▶ **THE EXERCISE**:
Retype the items from the start of the records through the line containing "series-cycle-3-line [196, 899, 1427, 1357]", inclusive, reproducing each line precisely as it stands.

[A run of records]
((

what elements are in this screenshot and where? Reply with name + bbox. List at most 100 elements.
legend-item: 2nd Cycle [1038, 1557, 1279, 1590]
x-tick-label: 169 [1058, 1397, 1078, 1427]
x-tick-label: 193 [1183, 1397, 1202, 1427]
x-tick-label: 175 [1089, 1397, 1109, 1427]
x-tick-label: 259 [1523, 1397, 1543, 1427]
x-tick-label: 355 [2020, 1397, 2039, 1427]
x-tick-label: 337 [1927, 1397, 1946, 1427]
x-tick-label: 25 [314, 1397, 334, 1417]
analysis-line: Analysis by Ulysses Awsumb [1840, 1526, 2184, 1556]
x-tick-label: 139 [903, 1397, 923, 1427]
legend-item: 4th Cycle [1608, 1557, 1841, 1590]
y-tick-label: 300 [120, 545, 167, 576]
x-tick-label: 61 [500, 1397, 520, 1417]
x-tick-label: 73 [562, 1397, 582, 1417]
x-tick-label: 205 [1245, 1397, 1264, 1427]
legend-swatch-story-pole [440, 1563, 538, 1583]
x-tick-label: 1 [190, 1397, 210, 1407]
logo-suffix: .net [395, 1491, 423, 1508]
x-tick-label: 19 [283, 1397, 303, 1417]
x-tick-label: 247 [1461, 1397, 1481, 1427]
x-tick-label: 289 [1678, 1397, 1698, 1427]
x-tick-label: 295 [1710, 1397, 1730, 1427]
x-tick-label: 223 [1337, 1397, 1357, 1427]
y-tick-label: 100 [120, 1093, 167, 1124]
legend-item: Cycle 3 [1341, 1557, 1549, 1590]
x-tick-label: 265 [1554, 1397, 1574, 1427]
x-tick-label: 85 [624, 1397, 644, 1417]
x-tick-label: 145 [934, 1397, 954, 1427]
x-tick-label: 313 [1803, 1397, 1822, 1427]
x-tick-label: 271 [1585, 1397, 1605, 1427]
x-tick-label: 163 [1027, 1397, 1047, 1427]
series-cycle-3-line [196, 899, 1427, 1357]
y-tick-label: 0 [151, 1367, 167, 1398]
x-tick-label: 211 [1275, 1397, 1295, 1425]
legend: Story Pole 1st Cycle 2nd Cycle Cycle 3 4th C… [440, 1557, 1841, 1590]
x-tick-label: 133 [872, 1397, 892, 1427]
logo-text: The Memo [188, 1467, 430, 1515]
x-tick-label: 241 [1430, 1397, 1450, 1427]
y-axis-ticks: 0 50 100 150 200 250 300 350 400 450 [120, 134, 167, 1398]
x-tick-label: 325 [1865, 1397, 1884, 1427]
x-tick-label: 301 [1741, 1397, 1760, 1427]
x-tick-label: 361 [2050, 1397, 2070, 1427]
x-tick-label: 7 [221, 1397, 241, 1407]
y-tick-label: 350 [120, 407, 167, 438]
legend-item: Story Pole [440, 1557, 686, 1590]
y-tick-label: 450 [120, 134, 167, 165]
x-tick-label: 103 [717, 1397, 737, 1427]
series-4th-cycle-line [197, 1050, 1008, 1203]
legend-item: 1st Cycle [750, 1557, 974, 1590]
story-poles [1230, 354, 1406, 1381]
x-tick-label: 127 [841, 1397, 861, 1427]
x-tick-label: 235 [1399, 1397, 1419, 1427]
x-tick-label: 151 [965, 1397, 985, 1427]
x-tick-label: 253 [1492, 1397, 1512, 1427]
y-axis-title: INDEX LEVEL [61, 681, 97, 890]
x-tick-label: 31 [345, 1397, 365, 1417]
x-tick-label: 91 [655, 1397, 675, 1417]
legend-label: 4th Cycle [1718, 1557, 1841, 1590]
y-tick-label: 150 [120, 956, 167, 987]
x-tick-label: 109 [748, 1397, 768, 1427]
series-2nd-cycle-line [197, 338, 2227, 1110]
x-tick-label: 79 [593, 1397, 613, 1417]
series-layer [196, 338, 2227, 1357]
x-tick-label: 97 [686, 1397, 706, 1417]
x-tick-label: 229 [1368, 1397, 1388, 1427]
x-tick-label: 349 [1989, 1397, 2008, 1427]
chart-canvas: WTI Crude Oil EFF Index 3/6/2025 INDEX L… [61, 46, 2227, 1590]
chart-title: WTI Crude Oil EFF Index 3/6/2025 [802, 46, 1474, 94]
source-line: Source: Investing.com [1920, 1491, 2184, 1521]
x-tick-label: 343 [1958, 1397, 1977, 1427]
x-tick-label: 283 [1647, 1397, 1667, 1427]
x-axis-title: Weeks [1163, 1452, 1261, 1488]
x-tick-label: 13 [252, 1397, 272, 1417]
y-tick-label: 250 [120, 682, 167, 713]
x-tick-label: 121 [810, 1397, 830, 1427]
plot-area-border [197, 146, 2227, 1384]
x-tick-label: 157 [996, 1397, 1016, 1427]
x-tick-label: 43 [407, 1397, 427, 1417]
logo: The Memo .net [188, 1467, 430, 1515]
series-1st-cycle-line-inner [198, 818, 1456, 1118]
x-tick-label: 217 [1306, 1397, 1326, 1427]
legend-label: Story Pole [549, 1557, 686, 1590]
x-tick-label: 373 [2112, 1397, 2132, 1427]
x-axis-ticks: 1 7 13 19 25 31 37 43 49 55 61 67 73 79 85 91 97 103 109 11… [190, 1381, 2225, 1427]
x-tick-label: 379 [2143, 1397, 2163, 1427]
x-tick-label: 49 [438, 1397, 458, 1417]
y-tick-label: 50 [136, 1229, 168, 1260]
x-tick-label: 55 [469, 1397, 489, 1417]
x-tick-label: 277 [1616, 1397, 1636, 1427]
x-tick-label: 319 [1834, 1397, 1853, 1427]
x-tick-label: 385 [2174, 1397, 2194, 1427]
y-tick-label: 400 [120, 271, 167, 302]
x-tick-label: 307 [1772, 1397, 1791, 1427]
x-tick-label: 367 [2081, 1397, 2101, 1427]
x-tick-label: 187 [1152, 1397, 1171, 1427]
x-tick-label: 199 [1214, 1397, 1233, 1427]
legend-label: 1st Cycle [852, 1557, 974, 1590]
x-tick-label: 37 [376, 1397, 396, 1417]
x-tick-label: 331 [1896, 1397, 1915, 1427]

))

▶ **EXERCISE OUTPUT**:
what elements are in this screenshot and where? Reply with name + bbox. List at most 100 elements.
legend-item: 2nd Cycle [1038, 1557, 1279, 1590]
x-tick-label: 169 [1058, 1397, 1078, 1427]
x-tick-label: 193 [1183, 1397, 1202, 1427]
x-tick-label: 175 [1089, 1397, 1109, 1427]
x-tick-label: 259 [1523, 1397, 1543, 1427]
x-tick-label: 355 [2020, 1397, 2039, 1427]
x-tick-label: 337 [1927, 1397, 1946, 1427]
x-tick-label: 25 [314, 1397, 334, 1417]
analysis-line: Analysis by Ulysses Awsumb [1840, 1526, 2184, 1556]
x-tick-label: 139 [903, 1397, 923, 1427]
legend-item: 4th Cycle [1608, 1557, 1841, 1590]
y-tick-label: 300 [120, 545, 167, 576]
x-tick-label: 61 [500, 1397, 520, 1417]
x-tick-label: 73 [562, 1397, 582, 1417]
x-tick-label: 205 [1245, 1397, 1264, 1427]
legend-swatch-story-pole [440, 1563, 538, 1583]
x-tick-label: 1 [190, 1397, 210, 1407]
logo-suffix: .net [395, 1491, 423, 1508]
x-tick-label: 19 [283, 1397, 303, 1417]
x-tick-label: 247 [1461, 1397, 1481, 1427]
x-tick-label: 289 [1678, 1397, 1698, 1427]
x-tick-label: 295 [1710, 1397, 1730, 1427]
x-tick-label: 223 [1337, 1397, 1357, 1427]
y-tick-label: 100 [120, 1093, 167, 1124]
legend-item: Cycle 3 [1341, 1557, 1549, 1590]
x-tick-label: 265 [1554, 1397, 1574, 1427]
x-tick-label: 85 [624, 1397, 644, 1417]
x-tick-label: 145 [934, 1397, 954, 1427]
x-tick-label: 313 [1803, 1397, 1822, 1427]
x-tick-label: 271 [1585, 1397, 1605, 1427]
x-tick-label: 163 [1027, 1397, 1047, 1427]
series-cycle-3-line [196, 899, 1427, 1357]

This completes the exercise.